▶ **Work to complete**: Report how many lines contain the word "consumers"; answer with the number only.
..............................
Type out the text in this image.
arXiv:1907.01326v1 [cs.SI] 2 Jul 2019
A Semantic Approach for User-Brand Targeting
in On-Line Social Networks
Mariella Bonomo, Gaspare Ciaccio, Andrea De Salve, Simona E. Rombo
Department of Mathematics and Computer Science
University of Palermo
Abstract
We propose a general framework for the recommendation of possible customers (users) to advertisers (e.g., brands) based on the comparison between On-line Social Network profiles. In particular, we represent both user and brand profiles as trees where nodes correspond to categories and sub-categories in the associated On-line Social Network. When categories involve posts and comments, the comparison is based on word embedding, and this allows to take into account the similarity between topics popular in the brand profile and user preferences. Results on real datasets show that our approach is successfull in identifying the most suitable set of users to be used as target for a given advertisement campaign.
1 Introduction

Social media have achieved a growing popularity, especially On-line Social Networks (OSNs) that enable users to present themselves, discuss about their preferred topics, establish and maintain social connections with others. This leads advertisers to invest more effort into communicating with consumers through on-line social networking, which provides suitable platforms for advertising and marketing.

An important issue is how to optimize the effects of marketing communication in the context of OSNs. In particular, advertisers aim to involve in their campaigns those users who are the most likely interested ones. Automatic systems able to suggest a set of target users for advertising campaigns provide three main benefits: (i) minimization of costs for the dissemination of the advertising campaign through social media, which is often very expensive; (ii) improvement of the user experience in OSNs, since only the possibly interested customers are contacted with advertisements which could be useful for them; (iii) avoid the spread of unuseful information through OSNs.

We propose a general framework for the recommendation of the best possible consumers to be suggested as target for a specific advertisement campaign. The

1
..............................
▶ **Written answer**: 2